» Texte présenté:

Voilà le texte en question :
Le jour tant attendu du concert est arrivé. C'est la validation des efforts accomplis, la juste
récompense d'une année de labeur. C'est l'aboutissement, la raison d'exister de la chorale (il justifie
les subventions) en même temps que l'occasion de montrer à tous ce dont on est capable.
Car on va pouvoir prouver aux incrédules que l'on n'est pas si ignare qu'il y parait, qu'on a su
ingurgiter des pages entières de musique sans se tromper et justifier, au passage, auprès de son
conjoint, ses longues absences répétées. Aussi au moment d'entrer sur scène, chacun ressentira-t-il
au fond de lui comme un mélange assez équilibré de fierté et d'angoisse.
Le chef, toujours inquiet, a convoqué ses choristes deux heures avant le lever du rideau, sachant
pertinemment que la majorité d'entre eux sera en retard. Mais peu à peu les effectifs se gonflent.
Puis c'est le moment d'entrer sur scène. En bon ordre, les choristes s'avancent alors. C'est une file
indienne un peu en accordéon, car il y en a toujours qui dorment debout ou qui ratent une marche.
Aussitôt les applaudissements se déchainent. On n'attend que le chef. Le voici en queue de peloton.
Il s'avance d'un pas assuré, lance un regard de convenance vers la salle puis tourne le dos à la salle
et se plante devant ses chanteurs. Tout le monde est prêt, concentré. Courageusement, le chef
se jette à l'eau et d'un geste vigoureux donne le départ. Et soudain, il est surpris d'entendre les
premières phrases avec une justesse qu'il n'avait jusqu'alors obtenue qu'en rêve. Consciencieux,
les choristes ont le nez dans leur partition pour suivre les paroles, sinon pour lire la musique. Car
traditionnellement, ils ne regardent jamais le chef. Ce dernier fait pourtant tout ce qu'il peut pour
attirer leur attention. Sauf entre les morceaux car là, il tourne le dos aux choristes pour saluer et
alors chacun se comporte à sa manière. L'un remet de l'ordre dans ses partitions, l'autre, croyant
qu'on ne l'entend pas, glisse une pertinente plaisanterie à l'oreille de son voisin, beaucoup font un
signe discret vers la salle où ils ont aperçu des amis, d'autres encore changent de jambe, histoire
de rééquilibrer leurs fameux appuis. Quelques enroués se raclent la gorge ou encore exécutent des
mouvements d'assouplissement (torsion des cervicales et extension des mandibules). Seuls, un ou
deux, les yeux rivés au plafond et la bouche entrouverte attendent placidement la suite.

Éléments enregistrés du jeu de données
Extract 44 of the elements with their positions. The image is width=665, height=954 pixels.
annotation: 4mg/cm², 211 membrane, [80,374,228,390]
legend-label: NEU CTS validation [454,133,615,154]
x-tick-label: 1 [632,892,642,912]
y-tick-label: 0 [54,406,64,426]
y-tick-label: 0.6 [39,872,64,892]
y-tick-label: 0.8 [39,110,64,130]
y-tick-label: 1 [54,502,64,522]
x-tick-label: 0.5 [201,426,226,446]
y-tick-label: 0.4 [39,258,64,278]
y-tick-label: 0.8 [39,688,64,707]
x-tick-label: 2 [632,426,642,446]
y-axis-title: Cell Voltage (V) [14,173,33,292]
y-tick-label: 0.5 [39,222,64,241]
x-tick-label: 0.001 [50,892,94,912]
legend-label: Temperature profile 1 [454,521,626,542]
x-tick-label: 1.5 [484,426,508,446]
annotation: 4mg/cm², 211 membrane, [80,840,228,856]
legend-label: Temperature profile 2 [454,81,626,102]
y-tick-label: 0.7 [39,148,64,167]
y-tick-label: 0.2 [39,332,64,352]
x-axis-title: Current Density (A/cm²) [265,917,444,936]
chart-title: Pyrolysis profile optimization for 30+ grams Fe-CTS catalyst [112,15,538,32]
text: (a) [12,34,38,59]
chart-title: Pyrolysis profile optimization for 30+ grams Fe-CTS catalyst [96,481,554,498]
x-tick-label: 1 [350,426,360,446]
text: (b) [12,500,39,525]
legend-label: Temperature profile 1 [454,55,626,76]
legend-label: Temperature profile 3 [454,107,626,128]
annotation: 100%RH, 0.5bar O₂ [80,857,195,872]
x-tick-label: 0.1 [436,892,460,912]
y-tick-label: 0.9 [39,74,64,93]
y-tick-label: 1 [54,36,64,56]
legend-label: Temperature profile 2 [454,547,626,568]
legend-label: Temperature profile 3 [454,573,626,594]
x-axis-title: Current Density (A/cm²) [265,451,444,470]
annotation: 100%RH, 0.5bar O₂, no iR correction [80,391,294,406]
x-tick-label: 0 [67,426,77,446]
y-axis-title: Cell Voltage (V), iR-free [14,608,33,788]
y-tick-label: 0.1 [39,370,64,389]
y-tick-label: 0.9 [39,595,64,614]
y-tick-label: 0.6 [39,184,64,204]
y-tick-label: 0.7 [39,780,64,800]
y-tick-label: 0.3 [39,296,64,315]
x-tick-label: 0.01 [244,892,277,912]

» Liste des tâches:
1. Répondez à ces questions d'après le texte sur le concert de la chorale :
(a) Combien de temps avant le lever du rideau le chef a-t-il convoqué ses choristes ?
(b) Que ressent chacun au fond de lui au moment d'entrer sur scène ?
(c) Que font quelques enroués entre les morceaux ?
2. Les affirmations suivantes sont-elles conformes au texte sur le concert de la chorale ? Répondez par oui ou non et citez les mots du texte qui le montrent.
(a) Par tradition, les choristes regardent le chef pendant qu'ils chantent.
(b) Le chef entre sur scène après les choristes.
(c) Les premières phrases sont chantées avec peu de justesse.

» Solutions complètes:
1.
(a) Deux heures avant le lever du rideau.
(b) Un mélange assez équilibré de fierté et d'angoisse.
(c) Ils se raclent la gorge ou exécutent des mouvements d'assouplissement (torsion des cervicales et extension des mandibules).

2.
(a) Non : « traditionnellement, ils ne regardent jamais le chef ».
(b) Oui : « Le voici en queue de peloton. »
(c) Non : « il est surpris d'entendre les premières phrases avec une justesse qu'il n'avait jusqu'alors obtenue qu'en rêve ».